**Stored entries:**
:::

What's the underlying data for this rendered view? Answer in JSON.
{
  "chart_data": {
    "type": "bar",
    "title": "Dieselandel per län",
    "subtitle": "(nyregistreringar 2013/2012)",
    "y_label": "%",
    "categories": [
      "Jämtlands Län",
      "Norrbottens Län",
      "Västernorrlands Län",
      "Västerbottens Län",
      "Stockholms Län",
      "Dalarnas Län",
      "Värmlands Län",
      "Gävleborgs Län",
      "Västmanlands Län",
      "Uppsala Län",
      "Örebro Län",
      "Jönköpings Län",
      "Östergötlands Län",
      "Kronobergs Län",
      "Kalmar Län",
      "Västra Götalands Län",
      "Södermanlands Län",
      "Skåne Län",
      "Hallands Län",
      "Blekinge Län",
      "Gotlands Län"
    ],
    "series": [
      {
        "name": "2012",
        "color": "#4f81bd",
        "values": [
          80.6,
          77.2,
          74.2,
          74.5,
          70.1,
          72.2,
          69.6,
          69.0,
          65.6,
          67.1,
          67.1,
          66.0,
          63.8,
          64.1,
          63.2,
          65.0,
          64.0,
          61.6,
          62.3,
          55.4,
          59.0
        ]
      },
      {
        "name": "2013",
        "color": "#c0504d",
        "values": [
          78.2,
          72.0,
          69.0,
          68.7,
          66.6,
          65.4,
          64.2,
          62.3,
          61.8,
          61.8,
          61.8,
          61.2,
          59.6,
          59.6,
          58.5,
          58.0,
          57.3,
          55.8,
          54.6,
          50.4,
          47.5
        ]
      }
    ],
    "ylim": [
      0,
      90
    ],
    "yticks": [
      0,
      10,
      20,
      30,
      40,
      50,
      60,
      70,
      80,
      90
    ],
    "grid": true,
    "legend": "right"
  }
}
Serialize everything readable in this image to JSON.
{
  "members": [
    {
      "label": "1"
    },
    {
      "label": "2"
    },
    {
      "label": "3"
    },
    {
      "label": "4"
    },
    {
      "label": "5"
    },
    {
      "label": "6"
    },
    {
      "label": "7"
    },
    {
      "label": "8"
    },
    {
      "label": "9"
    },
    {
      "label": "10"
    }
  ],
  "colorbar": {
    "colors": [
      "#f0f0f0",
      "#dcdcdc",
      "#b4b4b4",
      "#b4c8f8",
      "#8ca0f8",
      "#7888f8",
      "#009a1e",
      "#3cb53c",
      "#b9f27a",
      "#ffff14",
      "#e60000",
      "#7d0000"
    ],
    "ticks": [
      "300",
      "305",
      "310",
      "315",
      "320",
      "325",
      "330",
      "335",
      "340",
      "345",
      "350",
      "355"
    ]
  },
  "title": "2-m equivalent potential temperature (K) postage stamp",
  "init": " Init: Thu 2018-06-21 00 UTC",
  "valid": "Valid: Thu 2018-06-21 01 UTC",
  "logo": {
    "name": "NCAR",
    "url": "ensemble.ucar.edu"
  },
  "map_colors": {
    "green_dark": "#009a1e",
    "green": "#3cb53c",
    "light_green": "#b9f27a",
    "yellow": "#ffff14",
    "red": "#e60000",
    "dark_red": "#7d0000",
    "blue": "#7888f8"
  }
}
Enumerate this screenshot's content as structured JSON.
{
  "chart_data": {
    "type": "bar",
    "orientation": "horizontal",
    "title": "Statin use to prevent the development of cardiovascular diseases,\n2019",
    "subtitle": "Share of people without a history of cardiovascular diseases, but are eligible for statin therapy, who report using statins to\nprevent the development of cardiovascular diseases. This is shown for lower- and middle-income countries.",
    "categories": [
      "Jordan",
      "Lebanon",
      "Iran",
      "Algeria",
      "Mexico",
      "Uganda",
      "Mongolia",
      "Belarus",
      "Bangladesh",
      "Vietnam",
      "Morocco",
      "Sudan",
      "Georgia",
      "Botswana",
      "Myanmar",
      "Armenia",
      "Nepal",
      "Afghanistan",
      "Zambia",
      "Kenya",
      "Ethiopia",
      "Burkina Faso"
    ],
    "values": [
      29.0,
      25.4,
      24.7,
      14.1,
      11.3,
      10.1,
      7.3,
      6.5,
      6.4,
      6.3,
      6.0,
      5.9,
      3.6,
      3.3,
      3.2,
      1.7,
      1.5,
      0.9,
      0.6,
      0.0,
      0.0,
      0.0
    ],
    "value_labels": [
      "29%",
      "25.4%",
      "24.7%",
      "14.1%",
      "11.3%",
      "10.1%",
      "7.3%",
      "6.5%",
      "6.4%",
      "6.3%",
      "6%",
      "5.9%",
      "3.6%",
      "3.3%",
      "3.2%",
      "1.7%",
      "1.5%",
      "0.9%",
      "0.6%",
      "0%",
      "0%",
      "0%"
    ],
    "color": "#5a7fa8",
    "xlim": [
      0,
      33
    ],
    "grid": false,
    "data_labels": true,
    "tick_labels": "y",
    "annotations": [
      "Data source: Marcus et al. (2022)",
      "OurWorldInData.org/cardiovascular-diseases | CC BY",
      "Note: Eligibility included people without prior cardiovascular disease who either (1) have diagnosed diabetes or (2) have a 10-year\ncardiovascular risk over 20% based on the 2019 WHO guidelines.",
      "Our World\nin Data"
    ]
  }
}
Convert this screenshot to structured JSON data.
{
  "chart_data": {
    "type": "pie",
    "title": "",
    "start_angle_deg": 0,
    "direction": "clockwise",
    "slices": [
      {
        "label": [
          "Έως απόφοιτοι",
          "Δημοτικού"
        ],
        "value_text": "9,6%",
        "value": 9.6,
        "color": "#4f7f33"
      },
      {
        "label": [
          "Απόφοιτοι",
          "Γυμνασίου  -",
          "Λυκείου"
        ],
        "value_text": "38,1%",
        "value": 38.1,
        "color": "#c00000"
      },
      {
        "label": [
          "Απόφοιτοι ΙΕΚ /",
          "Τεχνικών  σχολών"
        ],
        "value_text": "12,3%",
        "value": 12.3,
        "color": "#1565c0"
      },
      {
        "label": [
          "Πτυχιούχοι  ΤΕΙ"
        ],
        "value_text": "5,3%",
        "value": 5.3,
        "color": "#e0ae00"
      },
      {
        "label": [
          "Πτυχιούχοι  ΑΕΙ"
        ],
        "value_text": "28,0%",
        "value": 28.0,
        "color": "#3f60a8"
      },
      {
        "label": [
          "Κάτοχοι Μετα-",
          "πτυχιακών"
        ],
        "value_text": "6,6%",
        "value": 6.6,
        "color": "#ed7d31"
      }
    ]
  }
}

:::

**What to produce:** All of the data must be returned exactly.

**Solution to this exercise:**
What's the underlying data for this rendered view? Answer in JSON.
{
  "chart_data": {
    "type": "bar",
    "title": "Dieselandel per län",
    "subtitle": "(nyregistreringar 2013/2012)",
    "y_label": "%",
    "categories": [
      "Jämtlands Län",
      "Norrbottens Län",
      "Västernorrlands Län",
      "Västerbottens Län",
      "Stockholms Län",
      "Dalarnas Län",
      "Värmlands Län",
      "Gävleborgs Län",
      "Västmanlands Län",
      "Uppsala Län",
      "Örebro Län",
      "Jönköpings Län",
      "Östergötlands Län",
      "Kronobergs Län",
      "Kalmar Län",
      "Västra Götalands Län",
      "Södermanlands Län",
      "Skåne Län",
      "Hallands Län",
      "Blekinge Län",
      "Gotlands Län"
    ],
    "series": [
      {
        "name": "2012",
        "color": "#4f81bd",
        "values": [
          80.6,
          77.2,
          74.2,
          74.5,
          70.1,
          72.2,
          69.6,
          69.0,
          65.6,
          67.1,
          67.1,
          66.0,
          63.8,
          64.1,
          63.2,
          65.0,
          64.0,
          61.6,
          62.3,
          55.4,
          59.0
        ]
      },
      {
        "name": "2013",
        "color": "#c0504d",
        "values": [
          78.2,
          72.0,
          69.0,
          68.7,
          66.6,
          65.4,
          64.2,
          62.3,
          61.8,
          61.8,
          61.8,
          61.2,
          59.6,
          59.6,
          58.5,
          58.0,
          57.3,
          55.8,
          54.6,
          50.4,
          47.5
        ]
      }
    ],
    "ylim": [
      0,
      90
    ],
    "yticks": [
      0,
      10,
      20,
      30,
      40,
      50,
      60,
      70,
      80,
      90
    ],
    "grid": true,
    "legend": "right"
  }
}
Serialize everything readable in this image to JSON.
{
  "members": [
    {
      "label": "1"
    },
    {
      "label": "2"
    },
    {
      "label": "3"
    },
    {
      "label": "4"
    },
    {
      "label": "5"
    },
    {
      "label": "6"
    },
    {
      "label": "7"
    },
    {
      "label": "8"
    },
    {
      "label": "9"
    },
    {
      "label": "10"
    }
  ],
  "colorbar": {
    "colors": [
      "#f0f0f0",
      "#dcdcdc",
      "#b4b4b4",
      "#b4c8f8",
      "#8ca0f8",
      "#7888f8",
      "#009a1e",
      "#3cb53c",
      "#b9f27a",
      "#ffff14",
      "#e60000",
      "#7d0000"
    ],
    "ticks": [
      "300",
      "305",
      "310",
      "315",
      "320",
      "325",
      "330",
      "335",
      "340",
      "345",
      "350",
      "355"
    ]
  },
  "title": "2-m equivalent potential temperature (K) postage stamp",
  "init": " Init: Thu 2018-06-21 00 UTC",
  "valid": "Valid: Thu 2018-06-21 01 UTC",
  "logo": {
    "name": "NCAR",
    "url": "ensemble.ucar.edu"
  },
  "map_colors": {
    "green_dark": "#009a1e",
    "green": "#3cb53c",
    "light_green": "#b9f27a",
    "yellow": "#ffff14",
    "red": "#e60000",
    "dark_red": "#7d0000",
    "blue": "#7888f8"
  }
}
Enumerate this screenshot's content as structured JSON.
{
  "chart_data": {
    "type": "bar",
    "orientation": "horizontal",
    "title": "Statin use to prevent the development of cardiovascular diseases,\n2019",
    "subtitle": "Share of people without a history of cardiovascular diseases, but are eligible for statin therapy, who report using statins to\nprevent the development of cardiovascular diseases. This is shown for lower- and middle-income countries.",
    "categories": [
      "Jordan",
      "Lebanon",
      "Iran",
      "Algeria",
      "Mexico",
      "Uganda",
      "Mongolia",
      "Belarus",
      "Bangladesh",
      "Vietnam",
      "Morocco",
      "Sudan",
      "Georgia",
      "Botswana",
      "Myanmar",
      "Armenia",
      "Nepal",
      "Afghanistan",
      "Zambia",
      "Kenya",
      "Ethiopia",
      "Burkina Faso"
    ],
    "values": [
      29.0,
      25.4,
      24.7,
      14.1,
      11.3,
      10.1,
      7.3,
      6.5,
      6.4,
      6.3,
      6.0,
      5.9,
      3.6,
      3.3,
      3.2,
      1.7,
      1.5,
      0.9,
      0.6,
      0.0,
      0.0,
      0.0
    ],
    "value_labels": [
      "29%",
      "25.4%",
      "24.7%",
      "14.1%",
      "11.3%",
      "10.1%",
      "7.3%",
      "6.5%",
      "6.4%",
      "6.3%",
      "6%",
      "5.9%",
      "3.6%",
      "3.3%",
      "3.2%",
      "1.7%",
      "1.5%",
      "0.9%",
      "0.6%",
      "0%",
      "0%",
      "0%"
    ],
    "color": "#5a7fa8",
    "xlim": [
      0,
      33
    ],
    "grid": false,
    "data_labels": true,
    "tick_labels": "y",
    "annotations": [
      "Data source: Marcus et al. (2022)",
      "OurWorldInData.org/cardiovascular-diseases | CC BY",
      "Note: Eligibility included people without prior cardiovascular disease who either (1) have diagnosed diabetes or (2) have a 10-year\ncardiovascular risk over 20% based on the 2019 WHO guidelines.",
      "Our World\nin Data"
    ]
  }
}
Convert this screenshot to structured JSON data.
{
  "chart_data": {
    "type": "pie",
    "title": "",
    "start_angle_deg": 0,
    "direction": "clockwise",
    "slices": [
      {
        "label": [
          "Έως απόφοιτοι",
          "Δημοτικού"
        ],
        "value_text": "9,6%",
        "value": 9.6,
        "color": "#4f7f33"
      },
      {
        "label": [
          "Απόφοιτοι",
          "Γυμνασίου  -",
          "Λυκείου"
        ],
        "value_text": "38,1%",
        "value": 38.1,
        "color": "#c00000"
      },
      {
        "label": [
          "Απόφοιτοι ΙΕΚ /",
          "Τεχνικών  σχολών"
        ],
        "value_text": "12,3%",
        "value": 12.3,
        "color": "#1565c0"
      },
      {
        "label": [
          "Πτυχιούχοι  ΤΕΙ"
        ],
        "value_text": "5,3%",
        "value": 5.3,
        "color": "#e0ae00"
      },
      {
        "label": [
          "Πτυχιούχοι  ΑΕΙ"
        ],
        "value_text": "28,0%",
        "value": 28.0,
        "color": "#3f60a8"
      },
      {
        "label": [
          "Κάτοχοι Μετα-",
          "πτυχιακών"
        ],
        "value_text": "6,6%",
        "value": 6.6,
        "color": "#ed7d31"
      }
    ]
  }
}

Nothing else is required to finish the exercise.